▸ **Direction**
Filter these entries, keeping only lines that hold the word "from".
-- START --
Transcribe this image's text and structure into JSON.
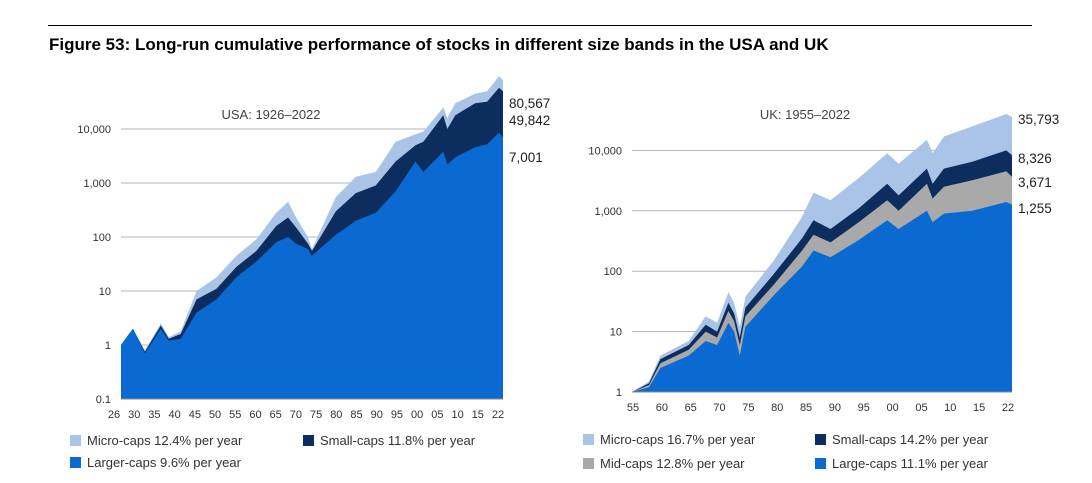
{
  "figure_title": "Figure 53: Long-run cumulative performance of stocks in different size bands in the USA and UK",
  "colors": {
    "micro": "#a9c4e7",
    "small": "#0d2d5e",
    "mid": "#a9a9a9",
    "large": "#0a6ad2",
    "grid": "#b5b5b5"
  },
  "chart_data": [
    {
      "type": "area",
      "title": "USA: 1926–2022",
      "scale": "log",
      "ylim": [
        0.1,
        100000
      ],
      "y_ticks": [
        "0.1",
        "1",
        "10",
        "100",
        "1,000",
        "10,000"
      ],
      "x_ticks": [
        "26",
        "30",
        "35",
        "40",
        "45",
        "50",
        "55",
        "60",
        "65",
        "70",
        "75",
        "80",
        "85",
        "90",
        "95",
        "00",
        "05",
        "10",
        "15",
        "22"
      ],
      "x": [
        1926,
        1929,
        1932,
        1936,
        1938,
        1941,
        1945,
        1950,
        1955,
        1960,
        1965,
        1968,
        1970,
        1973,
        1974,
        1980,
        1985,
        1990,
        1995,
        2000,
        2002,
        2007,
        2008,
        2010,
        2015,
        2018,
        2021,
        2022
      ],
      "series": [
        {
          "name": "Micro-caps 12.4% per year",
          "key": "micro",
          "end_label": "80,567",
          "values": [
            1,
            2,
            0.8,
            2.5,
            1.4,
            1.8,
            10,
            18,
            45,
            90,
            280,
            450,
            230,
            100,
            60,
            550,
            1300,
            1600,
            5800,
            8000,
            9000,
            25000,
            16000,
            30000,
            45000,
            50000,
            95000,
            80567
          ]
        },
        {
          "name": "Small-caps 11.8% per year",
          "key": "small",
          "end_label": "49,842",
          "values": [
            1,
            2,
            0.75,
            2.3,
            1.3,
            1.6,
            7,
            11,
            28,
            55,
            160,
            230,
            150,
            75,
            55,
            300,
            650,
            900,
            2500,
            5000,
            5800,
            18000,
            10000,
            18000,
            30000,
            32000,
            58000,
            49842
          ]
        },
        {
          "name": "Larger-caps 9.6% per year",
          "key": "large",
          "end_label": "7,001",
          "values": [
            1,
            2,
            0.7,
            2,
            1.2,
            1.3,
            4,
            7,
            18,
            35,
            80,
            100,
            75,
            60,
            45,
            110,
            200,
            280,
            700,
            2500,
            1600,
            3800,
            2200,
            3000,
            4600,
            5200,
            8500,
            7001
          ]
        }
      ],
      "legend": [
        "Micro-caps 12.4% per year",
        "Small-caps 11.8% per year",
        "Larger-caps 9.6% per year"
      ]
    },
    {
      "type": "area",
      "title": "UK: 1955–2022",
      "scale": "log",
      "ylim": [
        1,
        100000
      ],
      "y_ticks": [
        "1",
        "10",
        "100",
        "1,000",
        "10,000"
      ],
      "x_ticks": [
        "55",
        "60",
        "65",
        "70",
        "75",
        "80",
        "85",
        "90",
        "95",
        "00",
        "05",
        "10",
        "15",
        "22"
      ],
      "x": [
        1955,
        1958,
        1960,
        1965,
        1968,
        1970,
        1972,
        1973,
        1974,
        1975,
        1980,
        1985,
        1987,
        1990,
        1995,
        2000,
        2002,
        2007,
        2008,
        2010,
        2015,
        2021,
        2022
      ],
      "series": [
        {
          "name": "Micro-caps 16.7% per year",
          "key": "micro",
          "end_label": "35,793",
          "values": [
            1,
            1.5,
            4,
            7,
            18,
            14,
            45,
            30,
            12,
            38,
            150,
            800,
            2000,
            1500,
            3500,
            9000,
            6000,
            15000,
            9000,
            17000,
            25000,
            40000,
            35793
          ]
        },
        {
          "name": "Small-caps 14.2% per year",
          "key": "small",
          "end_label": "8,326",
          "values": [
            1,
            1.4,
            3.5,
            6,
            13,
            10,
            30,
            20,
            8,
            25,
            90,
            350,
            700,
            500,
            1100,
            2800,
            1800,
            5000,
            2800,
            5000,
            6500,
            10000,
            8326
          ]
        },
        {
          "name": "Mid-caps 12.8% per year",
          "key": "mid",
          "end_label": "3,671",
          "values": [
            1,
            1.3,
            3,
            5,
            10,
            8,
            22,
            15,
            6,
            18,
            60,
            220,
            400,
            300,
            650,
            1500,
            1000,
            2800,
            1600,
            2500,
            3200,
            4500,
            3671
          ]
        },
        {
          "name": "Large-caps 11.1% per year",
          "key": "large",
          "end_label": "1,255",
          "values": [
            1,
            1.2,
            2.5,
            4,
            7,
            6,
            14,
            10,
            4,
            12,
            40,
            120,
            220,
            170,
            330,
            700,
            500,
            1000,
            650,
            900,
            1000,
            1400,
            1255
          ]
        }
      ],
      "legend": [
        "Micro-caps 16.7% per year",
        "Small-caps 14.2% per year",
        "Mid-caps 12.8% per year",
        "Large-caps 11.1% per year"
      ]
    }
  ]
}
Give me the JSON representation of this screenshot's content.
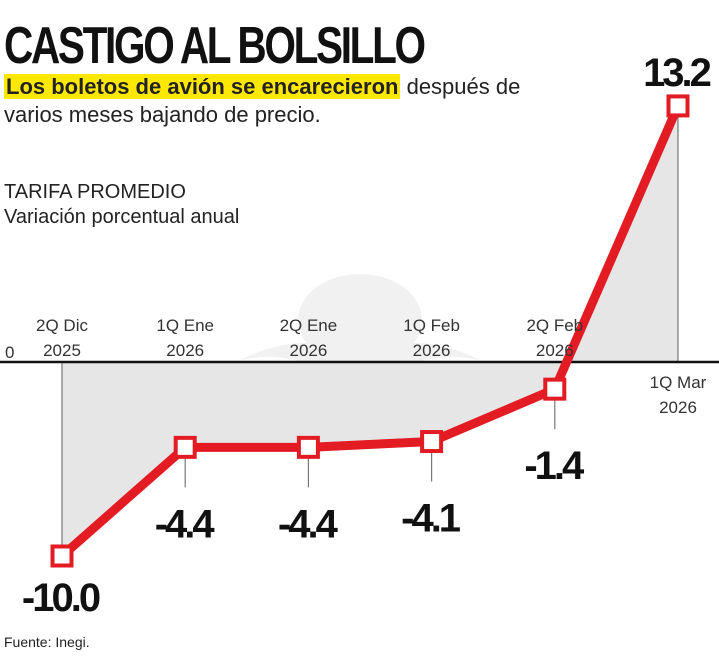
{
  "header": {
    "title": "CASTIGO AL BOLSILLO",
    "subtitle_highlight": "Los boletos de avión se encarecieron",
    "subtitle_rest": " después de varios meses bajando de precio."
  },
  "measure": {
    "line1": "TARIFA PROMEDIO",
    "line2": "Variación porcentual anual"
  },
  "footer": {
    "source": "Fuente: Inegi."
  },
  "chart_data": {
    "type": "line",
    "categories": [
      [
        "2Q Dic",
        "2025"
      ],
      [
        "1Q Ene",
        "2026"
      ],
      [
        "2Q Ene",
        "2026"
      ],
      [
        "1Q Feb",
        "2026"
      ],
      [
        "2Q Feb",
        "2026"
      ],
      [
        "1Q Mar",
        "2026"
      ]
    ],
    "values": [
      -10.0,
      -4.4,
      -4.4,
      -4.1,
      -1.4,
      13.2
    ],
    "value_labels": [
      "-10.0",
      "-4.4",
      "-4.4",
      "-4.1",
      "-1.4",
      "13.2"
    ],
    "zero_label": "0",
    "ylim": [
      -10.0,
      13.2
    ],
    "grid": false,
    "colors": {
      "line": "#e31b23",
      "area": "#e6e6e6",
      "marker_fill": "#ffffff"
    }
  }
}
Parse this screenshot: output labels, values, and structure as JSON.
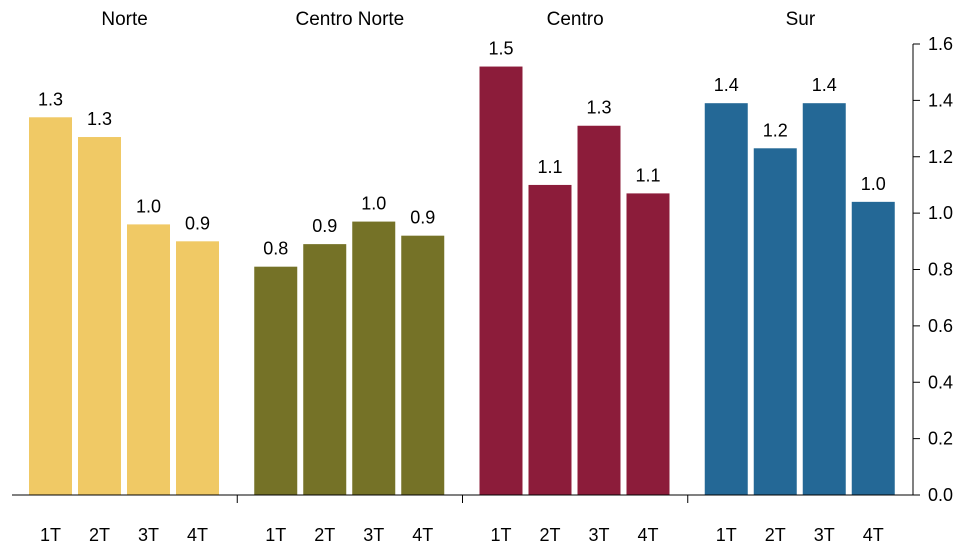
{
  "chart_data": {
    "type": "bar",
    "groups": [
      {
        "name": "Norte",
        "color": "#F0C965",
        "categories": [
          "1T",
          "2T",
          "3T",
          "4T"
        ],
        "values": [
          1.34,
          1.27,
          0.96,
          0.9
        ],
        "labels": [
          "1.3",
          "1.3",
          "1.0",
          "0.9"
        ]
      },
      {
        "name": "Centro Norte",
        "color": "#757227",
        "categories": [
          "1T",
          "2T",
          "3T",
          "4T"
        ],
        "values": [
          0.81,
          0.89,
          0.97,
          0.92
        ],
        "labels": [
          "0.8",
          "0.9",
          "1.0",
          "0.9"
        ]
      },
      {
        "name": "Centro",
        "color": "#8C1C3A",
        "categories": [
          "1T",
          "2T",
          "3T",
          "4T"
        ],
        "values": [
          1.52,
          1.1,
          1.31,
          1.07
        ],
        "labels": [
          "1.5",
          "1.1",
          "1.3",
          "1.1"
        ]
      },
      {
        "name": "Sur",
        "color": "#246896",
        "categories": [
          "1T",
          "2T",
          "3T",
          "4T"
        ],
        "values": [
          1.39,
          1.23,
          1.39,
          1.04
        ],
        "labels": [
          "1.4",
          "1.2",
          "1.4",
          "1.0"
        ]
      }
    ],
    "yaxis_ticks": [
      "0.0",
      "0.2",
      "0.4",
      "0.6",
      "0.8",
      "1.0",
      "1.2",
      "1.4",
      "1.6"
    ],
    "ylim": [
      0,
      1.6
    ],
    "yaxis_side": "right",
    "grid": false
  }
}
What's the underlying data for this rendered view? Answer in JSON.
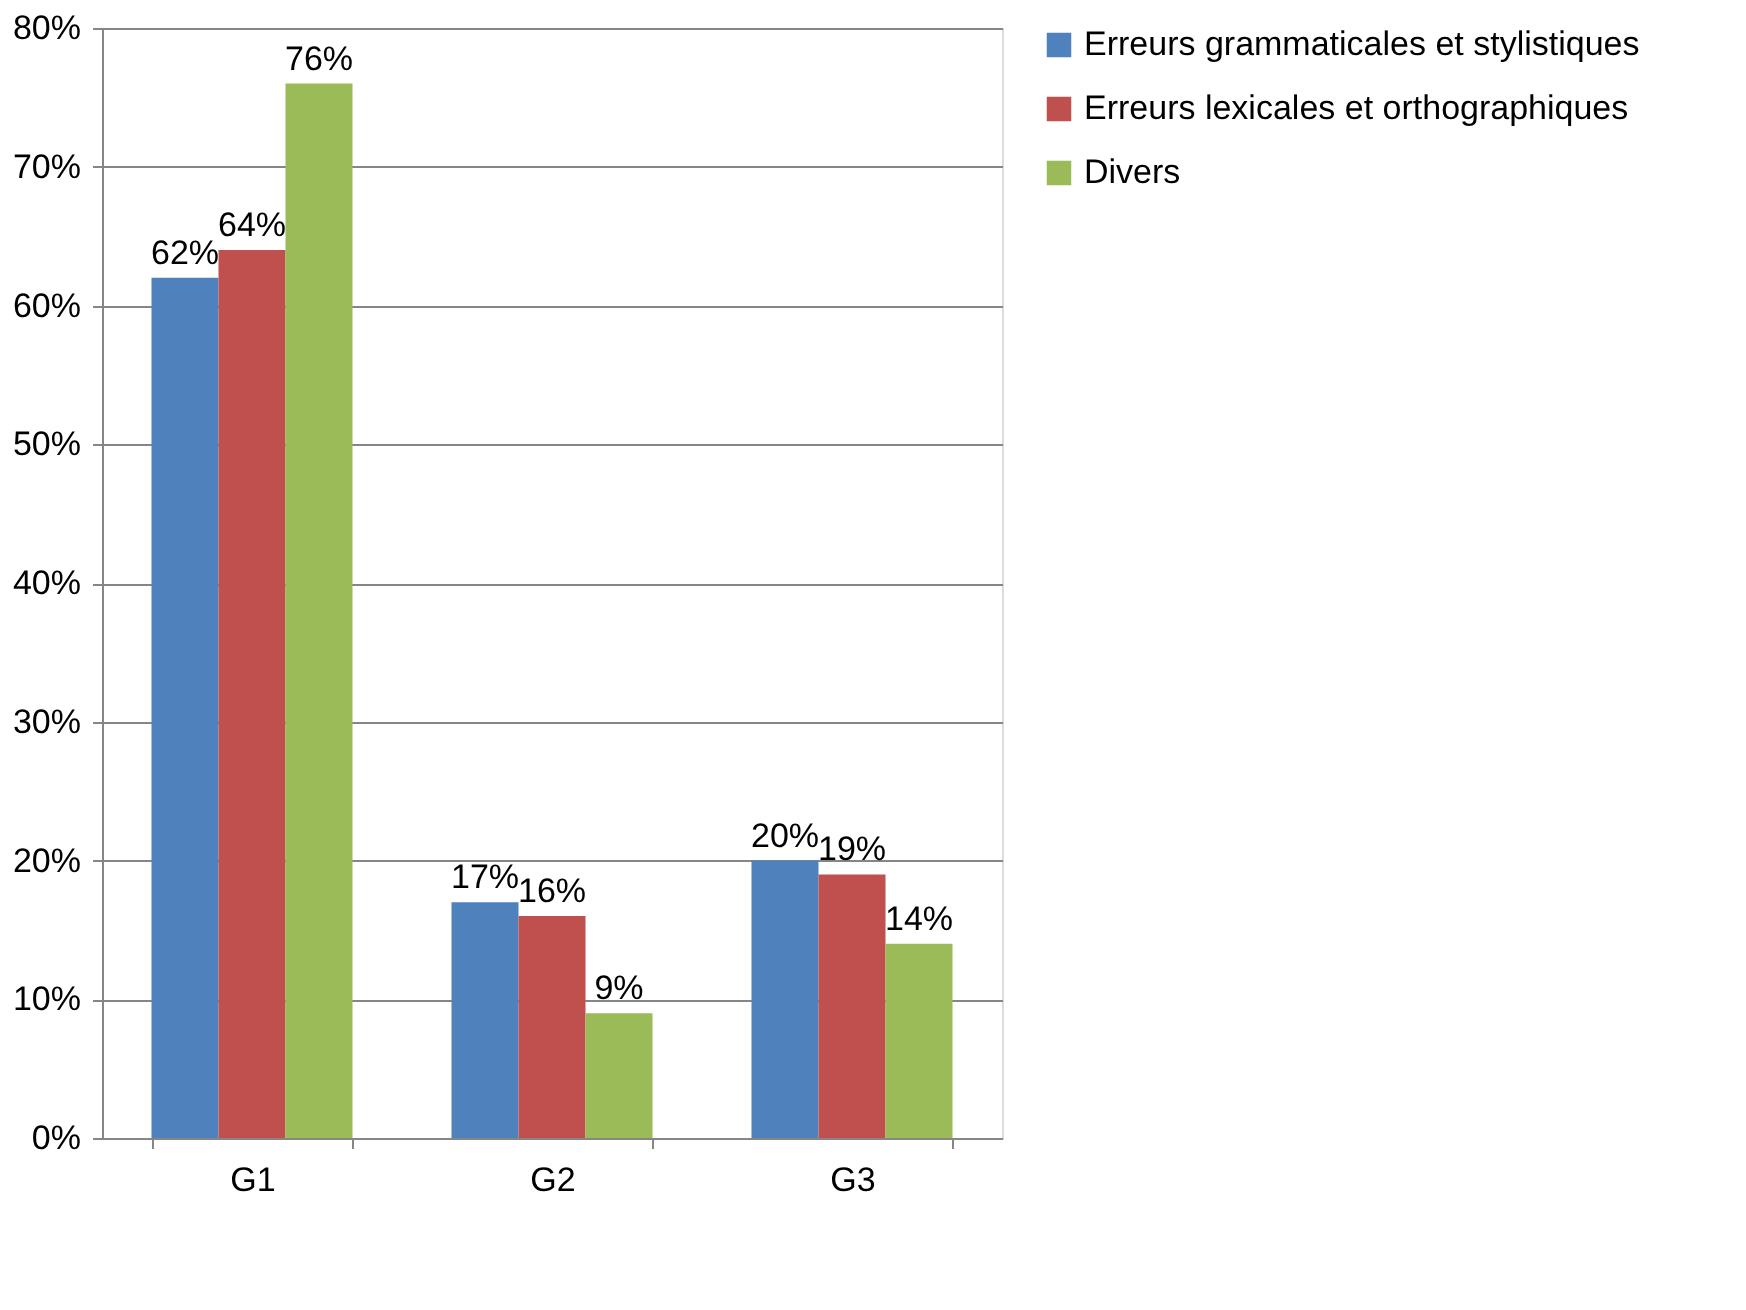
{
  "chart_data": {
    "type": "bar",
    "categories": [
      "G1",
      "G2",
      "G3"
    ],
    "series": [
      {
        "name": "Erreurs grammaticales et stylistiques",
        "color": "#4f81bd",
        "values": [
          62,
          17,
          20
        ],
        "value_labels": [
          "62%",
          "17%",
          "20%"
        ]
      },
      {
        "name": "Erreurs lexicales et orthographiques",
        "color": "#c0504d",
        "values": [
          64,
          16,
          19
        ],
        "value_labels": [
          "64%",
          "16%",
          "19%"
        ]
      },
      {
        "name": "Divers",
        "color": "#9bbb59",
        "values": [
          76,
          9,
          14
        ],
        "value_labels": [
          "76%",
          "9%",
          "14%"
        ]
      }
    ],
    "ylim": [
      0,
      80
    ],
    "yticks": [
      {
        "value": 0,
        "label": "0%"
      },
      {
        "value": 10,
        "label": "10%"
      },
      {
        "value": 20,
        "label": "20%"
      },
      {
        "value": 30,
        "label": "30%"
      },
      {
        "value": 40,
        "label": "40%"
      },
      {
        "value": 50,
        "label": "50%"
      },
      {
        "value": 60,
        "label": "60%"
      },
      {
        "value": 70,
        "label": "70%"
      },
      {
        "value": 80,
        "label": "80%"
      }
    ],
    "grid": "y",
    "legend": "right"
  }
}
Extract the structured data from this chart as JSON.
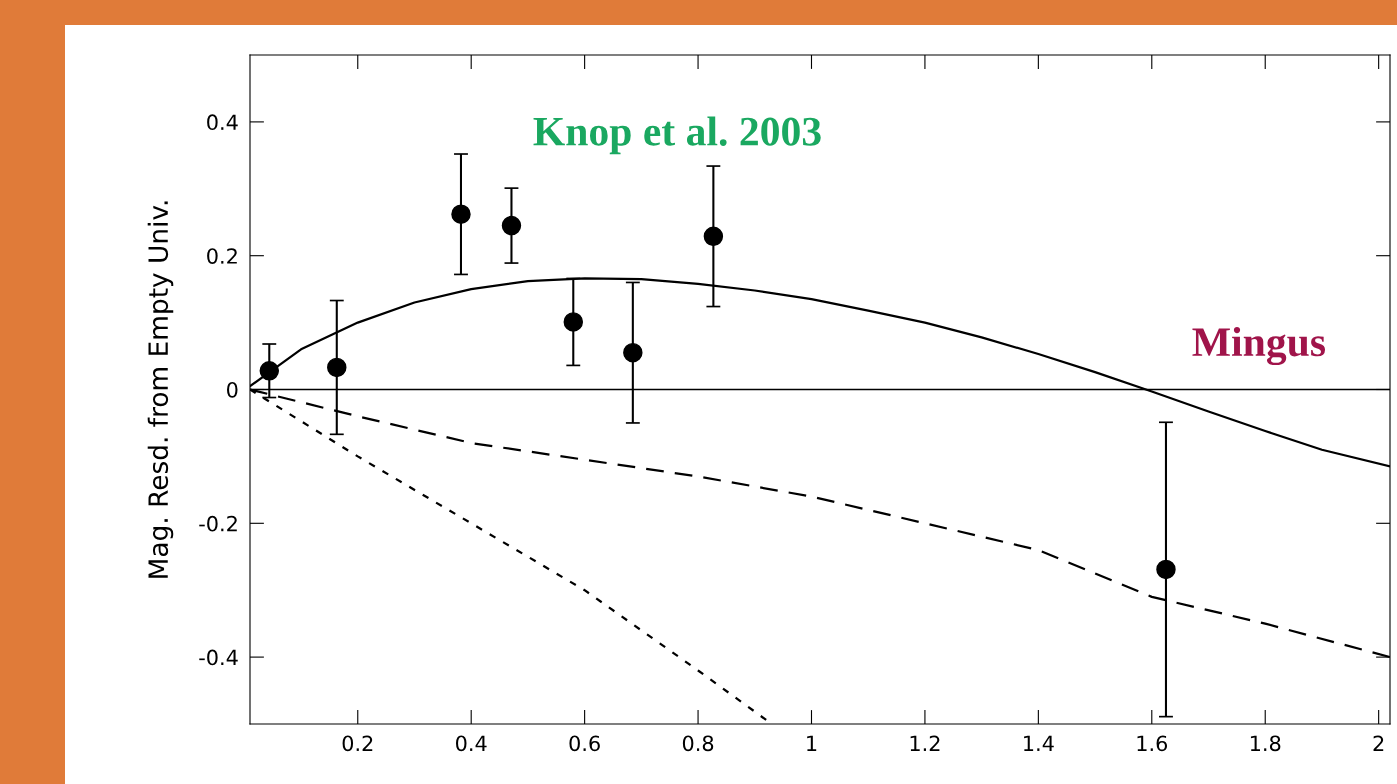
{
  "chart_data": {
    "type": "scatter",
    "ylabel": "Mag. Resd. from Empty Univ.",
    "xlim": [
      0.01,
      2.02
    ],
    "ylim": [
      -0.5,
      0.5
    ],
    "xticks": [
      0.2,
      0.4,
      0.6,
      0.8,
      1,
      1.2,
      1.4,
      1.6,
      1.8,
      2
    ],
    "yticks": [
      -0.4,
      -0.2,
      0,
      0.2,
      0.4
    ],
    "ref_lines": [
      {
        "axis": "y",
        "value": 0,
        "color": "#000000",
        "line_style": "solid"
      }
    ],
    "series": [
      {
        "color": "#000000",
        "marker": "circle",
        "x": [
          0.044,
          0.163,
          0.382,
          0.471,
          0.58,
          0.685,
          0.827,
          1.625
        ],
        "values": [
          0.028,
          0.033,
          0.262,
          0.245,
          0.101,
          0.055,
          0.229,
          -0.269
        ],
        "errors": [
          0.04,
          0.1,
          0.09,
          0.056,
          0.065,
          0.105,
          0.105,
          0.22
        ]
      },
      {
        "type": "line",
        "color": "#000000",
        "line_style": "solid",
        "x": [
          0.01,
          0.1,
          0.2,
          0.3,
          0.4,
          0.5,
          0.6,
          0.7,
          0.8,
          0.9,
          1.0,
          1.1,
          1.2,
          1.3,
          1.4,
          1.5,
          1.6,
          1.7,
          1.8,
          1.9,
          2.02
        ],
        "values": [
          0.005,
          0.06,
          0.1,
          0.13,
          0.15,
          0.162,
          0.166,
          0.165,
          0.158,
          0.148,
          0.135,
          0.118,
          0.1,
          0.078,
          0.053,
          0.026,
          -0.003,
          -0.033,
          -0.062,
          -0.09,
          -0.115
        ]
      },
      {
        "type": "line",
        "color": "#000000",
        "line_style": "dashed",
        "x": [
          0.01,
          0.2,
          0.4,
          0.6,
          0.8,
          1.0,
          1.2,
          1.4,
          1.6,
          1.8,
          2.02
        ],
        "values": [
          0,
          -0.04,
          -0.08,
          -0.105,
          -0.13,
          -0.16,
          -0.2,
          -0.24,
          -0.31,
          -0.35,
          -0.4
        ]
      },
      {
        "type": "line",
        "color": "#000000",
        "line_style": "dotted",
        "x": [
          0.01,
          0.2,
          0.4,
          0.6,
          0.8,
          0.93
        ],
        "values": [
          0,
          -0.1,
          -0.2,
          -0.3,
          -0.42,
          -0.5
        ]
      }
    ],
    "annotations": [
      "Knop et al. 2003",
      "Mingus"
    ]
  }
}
-- END --
▸ **Completed exercise**
Extract the structured data from this chart as JSON.
    "ylabel": "Mag. Resd. from Empty Univ.",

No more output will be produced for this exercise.